Dataset items:

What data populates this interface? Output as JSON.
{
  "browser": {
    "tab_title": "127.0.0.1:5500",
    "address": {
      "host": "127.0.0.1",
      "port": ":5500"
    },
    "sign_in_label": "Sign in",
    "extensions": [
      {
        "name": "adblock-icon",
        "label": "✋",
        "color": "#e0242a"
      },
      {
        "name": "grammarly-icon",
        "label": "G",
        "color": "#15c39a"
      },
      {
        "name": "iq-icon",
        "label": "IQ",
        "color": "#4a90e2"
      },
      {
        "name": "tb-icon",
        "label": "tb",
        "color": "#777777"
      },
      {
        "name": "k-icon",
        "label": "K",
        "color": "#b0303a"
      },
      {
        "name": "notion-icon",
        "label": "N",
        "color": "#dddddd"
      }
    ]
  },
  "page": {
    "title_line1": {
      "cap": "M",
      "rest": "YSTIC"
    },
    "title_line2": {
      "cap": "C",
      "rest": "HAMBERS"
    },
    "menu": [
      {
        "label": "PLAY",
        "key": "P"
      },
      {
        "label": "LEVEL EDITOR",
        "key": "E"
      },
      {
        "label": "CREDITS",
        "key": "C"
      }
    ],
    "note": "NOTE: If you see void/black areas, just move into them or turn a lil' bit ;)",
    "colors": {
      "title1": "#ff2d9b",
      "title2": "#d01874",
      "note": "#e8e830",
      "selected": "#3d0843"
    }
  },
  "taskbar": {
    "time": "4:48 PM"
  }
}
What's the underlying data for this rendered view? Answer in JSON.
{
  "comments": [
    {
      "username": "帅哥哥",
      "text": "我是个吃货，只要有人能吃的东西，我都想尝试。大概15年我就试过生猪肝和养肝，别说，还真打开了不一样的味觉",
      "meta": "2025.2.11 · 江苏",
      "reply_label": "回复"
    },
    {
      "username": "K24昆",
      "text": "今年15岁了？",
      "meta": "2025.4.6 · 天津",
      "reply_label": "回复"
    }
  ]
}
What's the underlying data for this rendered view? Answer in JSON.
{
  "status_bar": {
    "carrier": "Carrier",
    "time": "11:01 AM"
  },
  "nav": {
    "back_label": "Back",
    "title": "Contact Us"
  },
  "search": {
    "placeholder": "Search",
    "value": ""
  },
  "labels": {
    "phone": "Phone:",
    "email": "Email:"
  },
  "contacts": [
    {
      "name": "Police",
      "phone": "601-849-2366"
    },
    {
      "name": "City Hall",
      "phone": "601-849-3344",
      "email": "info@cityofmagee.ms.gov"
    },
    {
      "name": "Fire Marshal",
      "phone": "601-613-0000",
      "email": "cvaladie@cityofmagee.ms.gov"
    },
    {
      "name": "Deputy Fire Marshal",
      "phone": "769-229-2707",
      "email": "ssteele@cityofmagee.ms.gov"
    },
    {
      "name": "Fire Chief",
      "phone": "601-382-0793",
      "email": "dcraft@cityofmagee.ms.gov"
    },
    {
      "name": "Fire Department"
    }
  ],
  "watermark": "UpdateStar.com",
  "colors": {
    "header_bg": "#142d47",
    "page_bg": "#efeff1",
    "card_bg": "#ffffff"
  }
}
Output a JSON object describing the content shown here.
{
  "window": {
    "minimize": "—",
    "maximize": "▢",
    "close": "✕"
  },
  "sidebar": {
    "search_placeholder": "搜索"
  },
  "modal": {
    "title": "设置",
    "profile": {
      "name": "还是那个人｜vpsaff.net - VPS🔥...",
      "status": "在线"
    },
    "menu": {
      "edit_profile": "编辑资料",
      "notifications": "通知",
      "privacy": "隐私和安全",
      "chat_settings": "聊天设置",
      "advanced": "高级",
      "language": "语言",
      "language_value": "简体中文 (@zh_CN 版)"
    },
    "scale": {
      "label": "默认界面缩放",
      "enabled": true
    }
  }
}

Directive:
Lines of the listing that contain the word "email" are to be counted; report only their number.

Task result:
5